→ **The task**: Repeat the whole listing below, word for word.

→ **Available records**:
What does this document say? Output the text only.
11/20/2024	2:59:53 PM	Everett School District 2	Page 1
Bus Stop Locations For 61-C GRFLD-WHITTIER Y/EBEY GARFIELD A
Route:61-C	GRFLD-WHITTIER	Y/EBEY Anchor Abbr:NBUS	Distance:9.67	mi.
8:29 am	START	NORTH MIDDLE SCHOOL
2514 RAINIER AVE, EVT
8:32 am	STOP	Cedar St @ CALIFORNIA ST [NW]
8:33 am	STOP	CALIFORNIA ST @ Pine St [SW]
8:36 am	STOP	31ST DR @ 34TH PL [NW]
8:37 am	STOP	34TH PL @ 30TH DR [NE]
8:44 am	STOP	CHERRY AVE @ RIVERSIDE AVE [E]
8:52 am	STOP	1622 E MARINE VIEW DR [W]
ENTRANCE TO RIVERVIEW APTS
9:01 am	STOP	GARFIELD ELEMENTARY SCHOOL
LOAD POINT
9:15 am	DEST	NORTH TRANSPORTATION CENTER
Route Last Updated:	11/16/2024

→ **Result of this exercise**:
What does this document say? Output the text only.
11/20/2024	2:59:53 PM	Everett School District 2	Page 1
Bus Stop Locations For 61-C GRFLD-WHITTIER Y/EBEY GARFIELD A
Route:61-C	GRFLD-WHITTIER	Y/EBEY Anchor Abbr:NBUS	Distance:9.67	mi.
8:29 am	START	NORTH MIDDLE SCHOOL
2514 RAINIER AVE, EVT
8:32 am	STOP	Cedar St @ CALIFORNIA ST [NW]
8:33 am	STOP	CALIFORNIA ST @ Pine St [SW]
8:36 am	STOP	31ST DR @ 34TH PL [NW]
8:37 am	STOP	34TH PL @ 30TH DR [NE]
8:44 am	STOP	CHERRY AVE @ RIVERSIDE AVE [E]
8:52 am	STOP	1622 E MARINE VIEW DR [W]
ENTRANCE TO RIVERVIEW APTS
9:01 am	STOP	GARFIELD ELEMENTARY SCHOOL
LOAD POINT
9:15 am	DEST	NORTH TRANSPORTATION CENTER
Route Last Updated:	11/16/2024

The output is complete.